#### [Exercise brief]
In full and without deviation, write out the entries that follow.

#### [Records shown]
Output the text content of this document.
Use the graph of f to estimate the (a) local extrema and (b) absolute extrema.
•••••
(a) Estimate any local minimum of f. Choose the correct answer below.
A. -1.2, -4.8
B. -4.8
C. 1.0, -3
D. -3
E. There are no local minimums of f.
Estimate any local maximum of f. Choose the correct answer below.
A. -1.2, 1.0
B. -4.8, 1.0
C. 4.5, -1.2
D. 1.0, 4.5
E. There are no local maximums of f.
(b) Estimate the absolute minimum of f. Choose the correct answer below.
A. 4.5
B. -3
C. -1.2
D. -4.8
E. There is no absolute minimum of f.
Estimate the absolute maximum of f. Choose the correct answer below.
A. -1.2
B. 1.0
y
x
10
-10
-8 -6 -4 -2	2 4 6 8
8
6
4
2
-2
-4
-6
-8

#### [Problem solution]
Output the text content of this document.
Use the graph of f to estimate the (a) local extrema and (b) absolute extrema.
•••••
(a) Estimate any local minimum of f. Choose the correct answer below.
A. -1.2, -4.8
B. -4.8
C. 1.0, -3
D. -3
E. There are no local minimums of f.
Estimate any local maximum of f. Choose the correct answer below.
A. -1.2, 1.0
B. -4.8, 1.0
C. 4.5, -1.2
D. 1.0, 4.5
E. There are no local maximums of f.
(b) Estimate the absolute minimum of f. Choose the correct answer below.
A. 4.5
B. -3
C. -1.2
D. -4.8
E. There is no absolute minimum of f.
Estimate the absolute maximum of f. Choose the correct answer below.
A. -1.2
B. 1.0
y
x
10
-10
-8 -6 -4 -2	2 4 6 8
8
6
4
2
-2
-4
-6
-8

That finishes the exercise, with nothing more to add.